GIVEN DATA:
- - - - - - -

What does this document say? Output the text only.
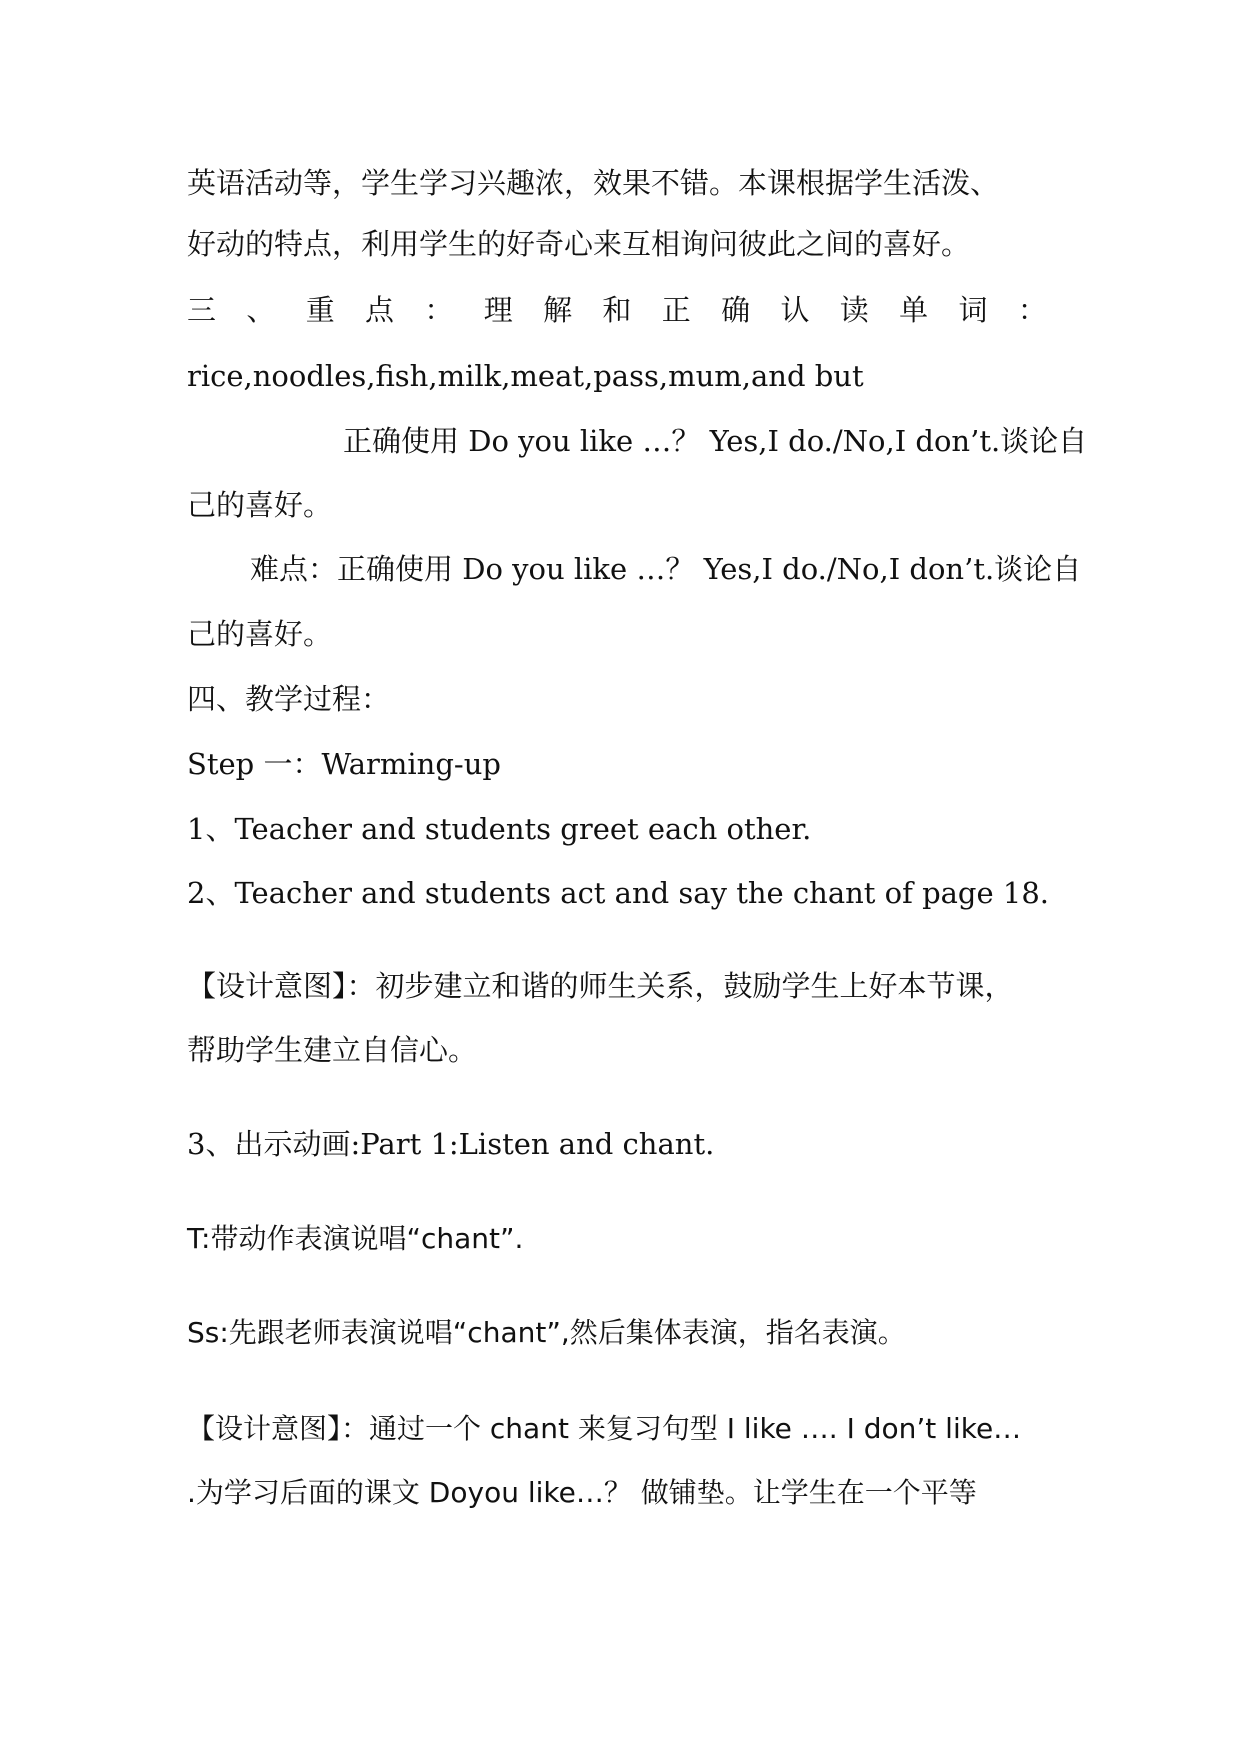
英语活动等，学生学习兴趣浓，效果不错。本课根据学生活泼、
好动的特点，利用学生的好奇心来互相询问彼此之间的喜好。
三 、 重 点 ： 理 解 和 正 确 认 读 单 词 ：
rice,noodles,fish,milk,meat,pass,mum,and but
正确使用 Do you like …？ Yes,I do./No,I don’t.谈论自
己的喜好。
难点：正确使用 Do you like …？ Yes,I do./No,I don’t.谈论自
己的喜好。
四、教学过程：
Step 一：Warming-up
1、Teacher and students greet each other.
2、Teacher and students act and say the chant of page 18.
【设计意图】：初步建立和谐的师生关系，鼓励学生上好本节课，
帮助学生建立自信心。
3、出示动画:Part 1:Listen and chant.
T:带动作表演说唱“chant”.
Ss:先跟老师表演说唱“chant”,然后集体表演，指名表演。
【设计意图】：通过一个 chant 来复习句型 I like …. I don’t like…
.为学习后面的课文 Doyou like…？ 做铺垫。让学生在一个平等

- - - - - - -

REQUIRED TASK: Pictures in the records above are left out; print everything else exactly as written.

THE RESPONSE:
What does this document say? Output the text only.
英语活动等，学生学习兴趣浓，效果不错。本课根据学生活泼、
好动的特点，利用学生的好奇心来互相询问彼此之间的喜好。
三 、 重 点 ： 理 解 和 正 确 认 读 单 词 ：
rice,noodles,fish,milk,meat,pass,mum,and but
正确使用 Do you like …？ Yes,I do./No,I don’t.谈论自
己的喜好。
难点：正确使用 Do you like …？ Yes,I do./No,I don’t.谈论自
己的喜好。
四、教学过程：
Step 一：Warming-up
1、Teacher and students greet each other.
2、Teacher and students act and say the chant of page 18.
【设计意图】：初步建立和谐的师生关系，鼓励学生上好本节课，
帮助学生建立自信心。
3、出示动画:Part 1:Listen and chant.
T:带动作表演说唱“chant”.
Ss:先跟老师表演说唱“chant”,然后集体表演，指名表演。
【设计意图】：通过一个 chant 来复习句型 I like …. I don’t like…
.为学习后面的课文 Doyou like…？ 做铺垫。让学生在一个平等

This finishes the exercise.